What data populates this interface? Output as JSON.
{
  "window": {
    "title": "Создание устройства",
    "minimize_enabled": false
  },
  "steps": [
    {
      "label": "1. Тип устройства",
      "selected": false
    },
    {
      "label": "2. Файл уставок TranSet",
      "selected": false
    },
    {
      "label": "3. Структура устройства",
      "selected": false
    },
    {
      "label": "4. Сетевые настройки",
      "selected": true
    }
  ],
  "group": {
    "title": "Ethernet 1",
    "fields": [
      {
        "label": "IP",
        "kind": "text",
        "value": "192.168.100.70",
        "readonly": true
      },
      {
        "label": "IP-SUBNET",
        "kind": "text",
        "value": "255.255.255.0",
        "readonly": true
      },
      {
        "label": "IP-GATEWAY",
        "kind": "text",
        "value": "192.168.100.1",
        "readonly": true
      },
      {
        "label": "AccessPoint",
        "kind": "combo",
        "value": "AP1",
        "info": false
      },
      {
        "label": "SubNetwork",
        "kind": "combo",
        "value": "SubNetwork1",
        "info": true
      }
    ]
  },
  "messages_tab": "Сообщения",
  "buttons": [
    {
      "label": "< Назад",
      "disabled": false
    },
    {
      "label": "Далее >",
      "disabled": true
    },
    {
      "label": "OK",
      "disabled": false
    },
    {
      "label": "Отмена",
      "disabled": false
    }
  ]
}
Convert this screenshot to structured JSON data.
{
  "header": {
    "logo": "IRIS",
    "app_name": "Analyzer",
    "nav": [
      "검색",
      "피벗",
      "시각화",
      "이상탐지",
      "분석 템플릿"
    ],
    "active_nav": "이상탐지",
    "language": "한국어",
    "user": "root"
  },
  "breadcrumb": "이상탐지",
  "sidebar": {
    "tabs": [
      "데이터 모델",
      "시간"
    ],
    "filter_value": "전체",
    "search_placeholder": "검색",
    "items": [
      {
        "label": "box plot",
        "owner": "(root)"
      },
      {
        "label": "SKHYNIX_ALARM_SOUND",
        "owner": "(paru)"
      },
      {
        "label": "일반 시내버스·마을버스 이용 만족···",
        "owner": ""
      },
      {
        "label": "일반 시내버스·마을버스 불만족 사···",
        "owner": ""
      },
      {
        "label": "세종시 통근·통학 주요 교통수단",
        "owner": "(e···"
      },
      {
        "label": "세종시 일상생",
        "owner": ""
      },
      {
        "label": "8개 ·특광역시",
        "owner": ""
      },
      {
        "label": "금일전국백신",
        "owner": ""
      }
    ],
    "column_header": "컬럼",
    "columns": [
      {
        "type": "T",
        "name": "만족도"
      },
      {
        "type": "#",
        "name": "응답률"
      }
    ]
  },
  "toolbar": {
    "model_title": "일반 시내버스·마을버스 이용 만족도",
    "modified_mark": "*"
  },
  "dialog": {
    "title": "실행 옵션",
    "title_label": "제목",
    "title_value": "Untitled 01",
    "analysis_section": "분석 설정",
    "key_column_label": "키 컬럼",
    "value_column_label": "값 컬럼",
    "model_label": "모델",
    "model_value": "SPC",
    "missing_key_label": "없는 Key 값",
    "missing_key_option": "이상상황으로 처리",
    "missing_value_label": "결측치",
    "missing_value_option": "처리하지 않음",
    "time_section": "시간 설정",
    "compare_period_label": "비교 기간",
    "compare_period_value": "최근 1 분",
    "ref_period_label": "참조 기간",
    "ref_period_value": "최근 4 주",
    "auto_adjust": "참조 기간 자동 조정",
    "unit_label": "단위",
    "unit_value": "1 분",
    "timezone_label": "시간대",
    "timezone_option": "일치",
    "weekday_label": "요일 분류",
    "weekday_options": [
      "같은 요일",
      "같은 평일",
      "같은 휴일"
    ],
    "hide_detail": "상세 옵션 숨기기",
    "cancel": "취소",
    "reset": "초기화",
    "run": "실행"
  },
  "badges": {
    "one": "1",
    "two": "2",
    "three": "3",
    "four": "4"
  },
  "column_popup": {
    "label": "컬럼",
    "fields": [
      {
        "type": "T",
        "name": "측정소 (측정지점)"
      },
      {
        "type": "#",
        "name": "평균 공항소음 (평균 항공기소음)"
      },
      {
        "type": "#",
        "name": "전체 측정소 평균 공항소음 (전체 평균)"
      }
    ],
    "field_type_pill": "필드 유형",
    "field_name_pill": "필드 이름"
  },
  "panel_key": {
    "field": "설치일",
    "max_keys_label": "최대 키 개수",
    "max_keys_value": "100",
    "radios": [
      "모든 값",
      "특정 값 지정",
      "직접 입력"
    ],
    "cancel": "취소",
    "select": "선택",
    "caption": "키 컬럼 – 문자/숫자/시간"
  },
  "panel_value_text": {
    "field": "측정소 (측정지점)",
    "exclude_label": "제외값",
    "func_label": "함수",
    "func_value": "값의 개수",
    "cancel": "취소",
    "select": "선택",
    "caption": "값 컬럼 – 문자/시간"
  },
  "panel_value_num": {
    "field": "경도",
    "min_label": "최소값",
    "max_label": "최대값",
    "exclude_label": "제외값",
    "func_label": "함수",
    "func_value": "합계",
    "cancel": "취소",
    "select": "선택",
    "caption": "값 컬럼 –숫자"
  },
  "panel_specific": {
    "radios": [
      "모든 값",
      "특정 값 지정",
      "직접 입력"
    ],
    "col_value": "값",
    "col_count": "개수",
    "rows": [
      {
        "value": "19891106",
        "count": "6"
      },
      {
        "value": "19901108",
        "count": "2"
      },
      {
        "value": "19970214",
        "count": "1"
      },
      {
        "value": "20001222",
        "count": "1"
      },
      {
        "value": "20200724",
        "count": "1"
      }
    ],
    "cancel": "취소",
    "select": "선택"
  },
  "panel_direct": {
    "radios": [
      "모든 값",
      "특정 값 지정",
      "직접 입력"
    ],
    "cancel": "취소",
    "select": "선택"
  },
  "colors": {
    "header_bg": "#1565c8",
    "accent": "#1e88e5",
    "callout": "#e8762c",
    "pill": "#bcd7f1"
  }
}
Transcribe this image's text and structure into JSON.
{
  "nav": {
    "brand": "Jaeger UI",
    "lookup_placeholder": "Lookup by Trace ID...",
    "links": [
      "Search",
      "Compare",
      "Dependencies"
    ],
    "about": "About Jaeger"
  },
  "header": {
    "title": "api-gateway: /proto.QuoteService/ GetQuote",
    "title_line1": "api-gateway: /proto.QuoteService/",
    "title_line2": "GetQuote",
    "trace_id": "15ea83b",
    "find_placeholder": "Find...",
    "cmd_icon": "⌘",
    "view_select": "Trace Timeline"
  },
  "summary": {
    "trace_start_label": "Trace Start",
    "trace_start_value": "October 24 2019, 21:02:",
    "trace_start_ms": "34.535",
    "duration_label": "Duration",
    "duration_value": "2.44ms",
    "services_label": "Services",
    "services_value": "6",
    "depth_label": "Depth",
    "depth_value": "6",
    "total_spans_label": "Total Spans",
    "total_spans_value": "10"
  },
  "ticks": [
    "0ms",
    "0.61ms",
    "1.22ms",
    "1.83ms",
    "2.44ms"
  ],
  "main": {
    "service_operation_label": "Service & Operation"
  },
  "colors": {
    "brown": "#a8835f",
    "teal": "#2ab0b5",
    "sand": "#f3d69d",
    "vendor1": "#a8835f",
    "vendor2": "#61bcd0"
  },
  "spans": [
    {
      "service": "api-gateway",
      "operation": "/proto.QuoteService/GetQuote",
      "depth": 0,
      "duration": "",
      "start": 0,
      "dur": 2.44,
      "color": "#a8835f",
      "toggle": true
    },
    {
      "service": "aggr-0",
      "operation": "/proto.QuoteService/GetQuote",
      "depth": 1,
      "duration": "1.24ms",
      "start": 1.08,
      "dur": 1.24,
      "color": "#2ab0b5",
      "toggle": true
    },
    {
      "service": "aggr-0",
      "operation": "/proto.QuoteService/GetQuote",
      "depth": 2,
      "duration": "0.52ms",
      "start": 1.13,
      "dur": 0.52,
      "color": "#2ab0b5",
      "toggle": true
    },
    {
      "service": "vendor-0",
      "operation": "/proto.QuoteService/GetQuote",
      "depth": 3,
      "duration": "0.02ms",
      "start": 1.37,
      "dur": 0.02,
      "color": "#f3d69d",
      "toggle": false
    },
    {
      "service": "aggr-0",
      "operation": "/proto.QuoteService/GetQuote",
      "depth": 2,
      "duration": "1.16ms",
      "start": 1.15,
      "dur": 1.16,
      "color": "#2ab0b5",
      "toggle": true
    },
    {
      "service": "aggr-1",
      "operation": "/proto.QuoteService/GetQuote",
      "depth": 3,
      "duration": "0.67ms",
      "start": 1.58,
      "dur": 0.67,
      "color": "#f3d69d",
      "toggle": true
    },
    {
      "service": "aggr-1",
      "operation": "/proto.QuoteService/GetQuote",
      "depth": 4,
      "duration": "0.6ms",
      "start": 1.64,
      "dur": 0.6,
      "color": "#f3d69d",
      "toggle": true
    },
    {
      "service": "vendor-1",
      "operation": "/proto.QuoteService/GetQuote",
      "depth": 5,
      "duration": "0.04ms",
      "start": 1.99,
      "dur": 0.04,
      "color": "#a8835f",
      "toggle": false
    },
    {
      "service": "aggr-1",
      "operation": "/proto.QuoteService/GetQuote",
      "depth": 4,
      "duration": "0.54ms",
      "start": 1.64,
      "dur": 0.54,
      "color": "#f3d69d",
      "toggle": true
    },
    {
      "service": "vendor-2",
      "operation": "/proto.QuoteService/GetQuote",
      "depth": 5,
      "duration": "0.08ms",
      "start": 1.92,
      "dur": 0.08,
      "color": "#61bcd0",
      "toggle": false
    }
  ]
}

-------------------------

Stated exercise =>
Select, from the listing, all lines that include the word "이상탐지".

Task solution =>
      "이상탐지",
    "active_nav": "이상탐지",
  "breadcrumb": "이상탐지",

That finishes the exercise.